### AIM OF THE TASK
Retype the records below word for word and omit any image.

### RECORD EXCERPTS
+===+
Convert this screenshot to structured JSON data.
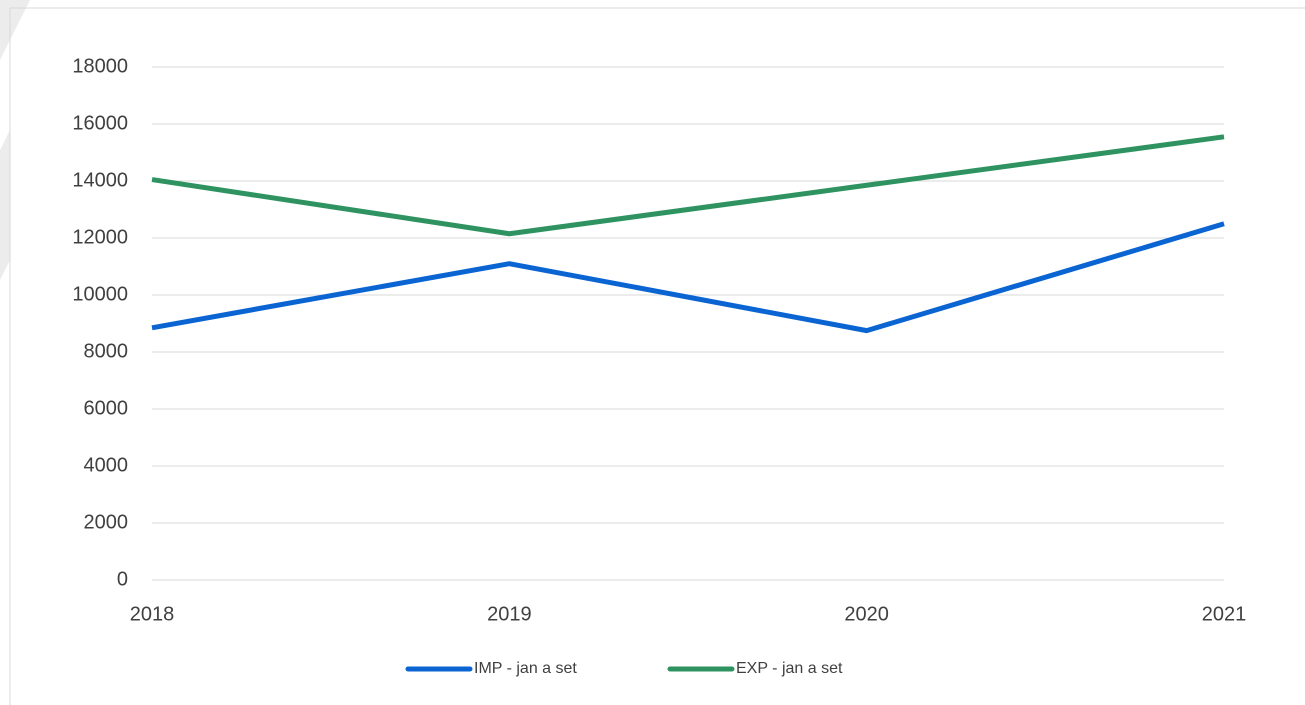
{
  "chart_data": {
    "type": "line",
    "categories": [
      "2018",
      "2019",
      "2020",
      "2021"
    ],
    "series": [
      {
        "name": "IMP - jan a set",
        "color": "#0a64d2",
        "values": [
          8850,
          11100,
          8750,
          12500
        ]
      },
      {
        "name": "EXP - jan a set",
        "color": "#2e9360",
        "values": [
          14050,
          12150,
          13850,
          15550
        ]
      }
    ],
    "ylim": [
      0,
      18000
    ],
    "yticks": [
      0,
      2000,
      4000,
      6000,
      8000,
      10000,
      12000,
      14000,
      16000,
      18000
    ],
    "grid": true,
    "legend": "bottom"
  }
}
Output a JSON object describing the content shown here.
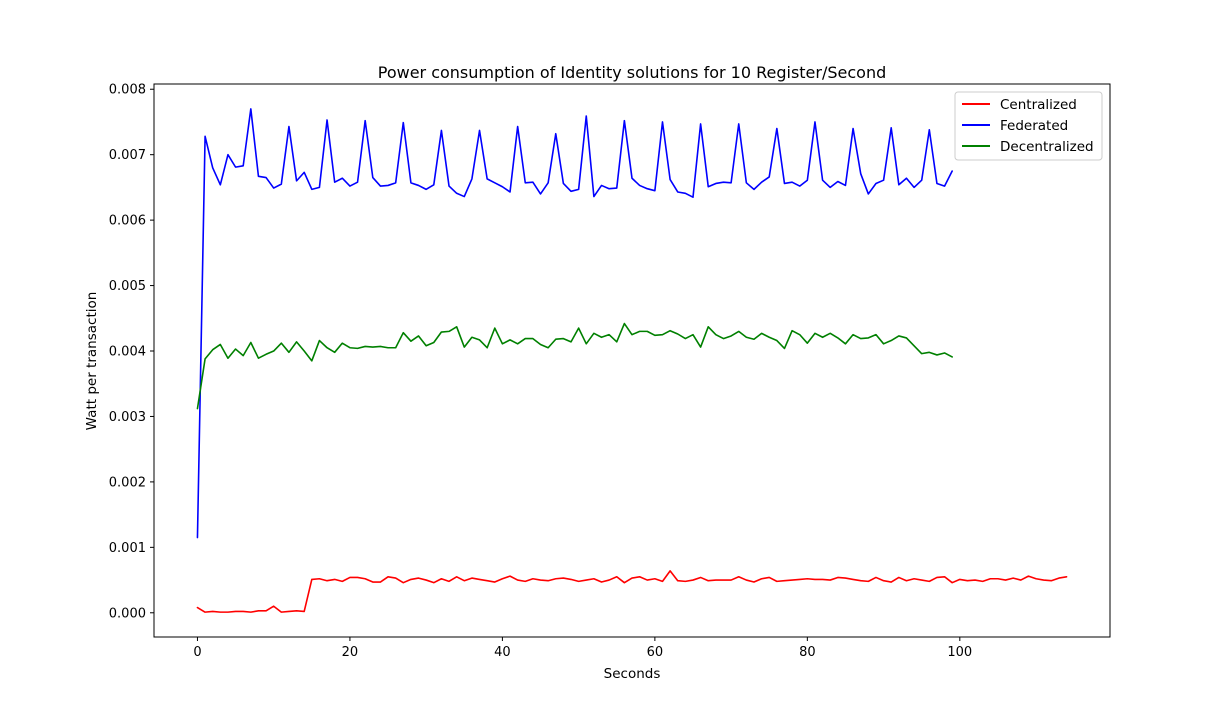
{
  "chart_data": {
    "type": "line",
    "title": "Power consumption of Identity solutions for 10 Register/Second",
    "xlabel": "Seconds",
    "ylabel": "Watt per transaction",
    "xlim": [
      -5.7,
      119.7
    ],
    "ylim": [
      -0.00037,
      0.00808
    ],
    "xticks": [
      0,
      20,
      40,
      60,
      80,
      100
    ],
    "xtick_labels": [
      "0",
      "20",
      "40",
      "60",
      "80",
      "100"
    ],
    "yticks": [
      0,
      0.001,
      0.002,
      0.003,
      0.004,
      0.005,
      0.006,
      0.007,
      0.008
    ],
    "ytick_labels": [
      "0.000",
      "0.001",
      "0.002",
      "0.003",
      "0.004",
      "0.005",
      "0.006",
      "0.007",
      "0.008"
    ],
    "grid": false,
    "legend_position": "top-right",
    "series": [
      {
        "name": "Centralized",
        "color": "#ff0000",
        "x_start": 0,
        "values": [
          8e-05,
          1e-05,
          2e-05,
          1e-05,
          1e-05,
          2e-05,
          2e-05,
          1e-05,
          3e-05,
          3e-05,
          0.0001,
          1e-05,
          2e-05,
          3e-05,
          2e-05,
          0.00051,
          0.00052,
          0.00049,
          0.00051,
          0.00048,
          0.00054,
          0.00054,
          0.00052,
          0.00047,
          0.00047,
          0.00055,
          0.00053,
          0.00046,
          0.00051,
          0.00053,
          0.0005,
          0.00046,
          0.00052,
          0.00048,
          0.00055,
          0.00049,
          0.00053,
          0.00051,
          0.00049,
          0.00047,
          0.00052,
          0.00056,
          0.0005,
          0.00048,
          0.00052,
          0.0005,
          0.00049,
          0.00052,
          0.00053,
          0.00051,
          0.00048,
          0.0005,
          0.00052,
          0.00047,
          0.0005,
          0.00055,
          0.00046,
          0.00053,
          0.00055,
          0.0005,
          0.00052,
          0.00048,
          0.00064,
          0.00049,
          0.00048,
          0.0005,
          0.00054,
          0.00049,
          0.0005,
          0.0005,
          0.0005,
          0.00055,
          0.0005,
          0.00047,
          0.00052,
          0.00054,
          0.00048,
          0.00049,
          0.0005,
          0.00051,
          0.00052,
          0.00051,
          0.00051,
          0.0005,
          0.00054,
          0.00053,
          0.00051,
          0.00049,
          0.00048,
          0.00054,
          0.00049,
          0.00047,
          0.00054,
          0.00049,
          0.00052,
          0.0005,
          0.00048,
          0.00054,
          0.00055,
          0.00046,
          0.00051,
          0.00049,
          0.0005,
          0.00048,
          0.00052,
          0.00052,
          0.0005,
          0.00053,
          0.0005,
          0.00056,
          0.00052,
          0.0005,
          0.00049,
          0.00053,
          0.00055
        ]
      },
      {
        "name": "Federated",
        "color": "#0000ff",
        "x_start": 0,
        "values": [
          0.00115,
          0.00728,
          0.0068,
          0.00654,
          0.007,
          0.00681,
          0.00683,
          0.0077,
          0.00667,
          0.00665,
          0.00649,
          0.00655,
          0.00743,
          0.0066,
          0.00673,
          0.00647,
          0.0065,
          0.00753,
          0.00658,
          0.00664,
          0.00652,
          0.00658,
          0.00752,
          0.00665,
          0.00652,
          0.00653,
          0.00657,
          0.00749,
          0.00657,
          0.00653,
          0.00647,
          0.00654,
          0.00737,
          0.00652,
          0.00641,
          0.00636,
          0.00663,
          0.00737,
          0.00663,
          0.00657,
          0.00651,
          0.00643,
          0.00743,
          0.00657,
          0.00658,
          0.0064,
          0.00657,
          0.00732,
          0.00656,
          0.00644,
          0.00647,
          0.00759,
          0.00636,
          0.00653,
          0.00648,
          0.00649,
          0.00752,
          0.00664,
          0.00653,
          0.00648,
          0.00645,
          0.0075,
          0.00662,
          0.00643,
          0.00641,
          0.00635,
          0.00747,
          0.00651,
          0.00656,
          0.00658,
          0.00657,
          0.00747,
          0.00657,
          0.00647,
          0.00658,
          0.00666,
          0.0074,
          0.00656,
          0.00658,
          0.00652,
          0.00661,
          0.0075,
          0.00661,
          0.0065,
          0.00659,
          0.00653,
          0.0074,
          0.00671,
          0.0064,
          0.00656,
          0.00661,
          0.00741,
          0.00654,
          0.00664,
          0.0065,
          0.00661,
          0.00738,
          0.00656,
          0.00652,
          0.00675
        ]
      },
      {
        "name": "Decentralized",
        "color": "#008000",
        "x_start": 0,
        "values": [
          0.00312,
          0.00388,
          0.00402,
          0.0041,
          0.00389,
          0.00403,
          0.00393,
          0.00413,
          0.00389,
          0.00395,
          0.004,
          0.00412,
          0.00398,
          0.00414,
          0.004,
          0.00385,
          0.00416,
          0.00405,
          0.00398,
          0.00412,
          0.00405,
          0.00404,
          0.00407,
          0.00406,
          0.00407,
          0.00405,
          0.00405,
          0.00428,
          0.00415,
          0.00423,
          0.00408,
          0.00413,
          0.00429,
          0.0043,
          0.00437,
          0.00406,
          0.00421,
          0.00417,
          0.00405,
          0.00435,
          0.00411,
          0.00417,
          0.00411,
          0.00419,
          0.00419,
          0.0041,
          0.00405,
          0.00418,
          0.00419,
          0.00414,
          0.00435,
          0.00411,
          0.00427,
          0.00421,
          0.00425,
          0.00414,
          0.00442,
          0.00425,
          0.0043,
          0.0043,
          0.00424,
          0.00425,
          0.00431,
          0.00426,
          0.00419,
          0.00425,
          0.00406,
          0.00437,
          0.00425,
          0.00419,
          0.00423,
          0.0043,
          0.00421,
          0.00418,
          0.00427,
          0.00421,
          0.00416,
          0.00404,
          0.00431,
          0.00425,
          0.00412,
          0.00427,
          0.00421,
          0.00427,
          0.0042,
          0.00411,
          0.00425,
          0.00419,
          0.0042,
          0.00425,
          0.00411,
          0.00416,
          0.00423,
          0.0042,
          0.00408,
          0.00396,
          0.00398,
          0.00394,
          0.00397,
          0.00391
        ]
      }
    ]
  }
}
+===+
### ANSWER FOR THE TASK
Convert this screenshot to structured JSON data.
{
  "chart_data": {
    "type": "line",
    "categories": [
      "2018",
      "2019",
      "2020",
      "2021"
    ],
    "series": [
      {
        "name": "IMP - jan a set",
        "color": "#0a64d2",
        "values": [
          8850,
          11100,
          8750,
          12500
        ]
      },
      {
        "name": "EXP - jan a set",
        "color": "#2e9360",
        "values": [
          14050,
          12150,
          13850,
          15550
        ]
      }
    ],
    "ylim": [
      0,
      18000
    ],
    "yticks": [
      0,
      2000,
      4000,
      6000,
      8000,
      10000,
      12000,
      14000,
      16000,
      18000
    ],
    "grid": true,
    "legend": "bottom"
  }
}
Output a JSON object describing the content shown here.
{
  "chart_data": {
    "type": "line",
    "title": "Power consumption of Identity solutions for 10 Register/Second",
    "xlabel": "Seconds",
    "ylabel": "Watt per transaction",
    "xlim": [
      -5.7,
      119.7
    ],
    "ylim": [
      -0.00037,
      0.00808
    ],
    "xticks": [
      0,
      20,
      40,
      60,
      80,
      100
    ],
    "xtick_labels": [
      "0",
      "20",
      "40",
      "60",
      "80",
      "100"
    ],
    "yticks": [
      0,
      0.001,
      0.002,
      0.003,
      0.004,
      0.005,
      0.006,
      0.007,
      0.008
    ],
    "ytick_labels": [
      "0.000",
      "0.001",
      "0.002",
      "0.003",
      "0.004",
      "0.005",
      "0.006",
      "0.007",
      "0.008"
    ],
    "grid": false,
    "legend_position": "top-right",
    "series": [
      {
        "name": "Centralized",
        "color": "#ff0000",
        "x_start": 0,
        "values": [
          8e-05,
          1e-05,
          2e-05,
          1e-05,
          1e-05,
          2e-05,
          2e-05,
          1e-05,
          3e-05,
          3e-05,
          0.0001,
          1e-05,
          2e-05,
          3e-05,
          2e-05,
          0.00051,
          0.00052,
          0.00049,
          0.00051,
          0.00048,
          0.00054,
          0.00054,
          0.00052,
          0.00047,
          0.00047,
          0.00055,
          0.00053,
          0.00046,
          0.00051,
          0.00053,
          0.0005,
          0.00046,
          0.00052,
          0.00048,
          0.00055,
          0.00049,
          0.00053,
          0.00051,
          0.00049,
          0.00047,
          0.00052,
          0.00056,
          0.0005,
          0.00048,
          0.00052,
          0.0005,
          0.00049,
          0.00052,
          0.00053,
          0.00051,
          0.00048,
          0.0005,
          0.00052,
          0.00047,
          0.0005,
          0.00055,
          0.00046,
          0.00053,
          0.00055,
          0.0005,
          0.00052,
          0.00048,
          0.00064,
          0.00049,
          0.00048,
          0.0005,
          0.00054,
          0.00049,
          0.0005,
          0.0005,
          0.0005,
          0.00055,
          0.0005,
          0.00047,
          0.00052,
          0.00054,
          0.00048,
          0.00049,
          0.0005,
          0.00051,
          0.00052,
          0.00051,
          0.00051,
          0.0005,
          0.00054,
          0.00053,
          0.00051,
          0.00049,
          0.00048,
          0.00054,
          0.00049,
          0.00047,
          0.00054,
          0.00049,
          0.00052,
          0.0005,
          0.00048,
          0.00054,
          0.00055,
          0.00046,
          0.00051,
          0.00049,
          0.0005,
          0.00048,
          0.00052,
          0.00052,
          0.0005,
          0.00053,
          0.0005,
          0.00056,
          0.00052,
          0.0005,
          0.00049,
          0.00053,
          0.00055
        ]
      },
      {
        "name": "Federated",
        "color": "#0000ff",
        "x_start": 0,
        "values": [
          0.00115,
          0.00728,
          0.0068,
          0.00654,
          0.007,
          0.00681,
          0.00683,
          0.0077,
          0.00667,
          0.00665,
          0.00649,
          0.00655,
          0.00743,
          0.0066,
          0.00673,
          0.00647,
          0.0065,
          0.00753,
          0.00658,
          0.00664,
          0.00652,
          0.00658,
          0.00752,
          0.00665,
          0.00652,
          0.00653,
          0.00657,
          0.00749,
          0.00657,
          0.00653,
          0.00647,
          0.00654,
          0.00737,
          0.00652,
          0.00641,
          0.00636,
          0.00663,
          0.00737,
          0.00663,
          0.00657,
          0.00651,
          0.00643,
          0.00743,
          0.00657,
          0.00658,
          0.0064,
          0.00657,
          0.00732,
          0.00656,
          0.00644,
          0.00647,
          0.00759,
          0.00636,
          0.00653,
          0.00648,
          0.00649,
          0.00752,
          0.00664,
          0.00653,
          0.00648,
          0.00645,
          0.0075,
          0.00662,
          0.00643,
          0.00641,
          0.00635,
          0.00747,
          0.00651,
          0.00656,
          0.00658,
          0.00657,
          0.00747,
          0.00657,
          0.00647,
          0.00658,
          0.00666,
          0.0074,
          0.00656,
          0.00658,
          0.00652,
          0.00661,
          0.0075,
          0.00661,
          0.0065,
          0.00659,
          0.00653,
          0.0074,
          0.00671,
          0.0064,
          0.00656,
          0.00661,
          0.00741,
          0.00654,
          0.00664,
          0.0065,
          0.00661,
          0.00738,
          0.00656,
          0.00652,
          0.00675
        ]
      },
      {
        "name": "Decentralized",
        "color": "#008000",
        "x_start": 0,
        "values": [
          0.00312,
          0.00388,
          0.00402,
          0.0041,
          0.00389,
          0.00403,
          0.00393,
          0.00413,
          0.00389,
          0.00395,
          0.004,
          0.00412,
          0.00398,
          0.00414,
          0.004,
          0.00385,
          0.00416,
          0.00405,
          0.00398,
          0.00412,
          0.00405,
          0.00404,
          0.00407,
          0.00406,
          0.00407,
          0.00405,
          0.00405,
          0.00428,
          0.00415,
          0.00423,
          0.00408,
          0.00413,
          0.00429,
          0.0043,
          0.00437,
          0.00406,
          0.00421,
          0.00417,
          0.00405,
          0.00435,
          0.00411,
          0.00417,
          0.00411,
          0.00419,
          0.00419,
          0.0041,
          0.00405,
          0.00418,
          0.00419,
          0.00414,
          0.00435,
          0.00411,
          0.00427,
          0.00421,
          0.00425,
          0.00414,
          0.00442,
          0.00425,
          0.0043,
          0.0043,
          0.00424,
          0.00425,
          0.00431,
          0.00426,
          0.00419,
          0.00425,
          0.00406,
          0.00437,
          0.00425,
          0.00419,
          0.00423,
          0.0043,
          0.00421,
          0.00418,
          0.00427,
          0.00421,
          0.00416,
          0.00404,
          0.00431,
          0.00425,
          0.00412,
          0.00427,
          0.00421,
          0.00427,
          0.0042,
          0.00411,
          0.00425,
          0.00419,
          0.0042,
          0.00425,
          0.00411,
          0.00416,
          0.00423,
          0.0042,
          0.00408,
          0.00396,
          0.00398,
          0.00394,
          0.00397,
          0.00391
        ]
      }
    ]
  }
}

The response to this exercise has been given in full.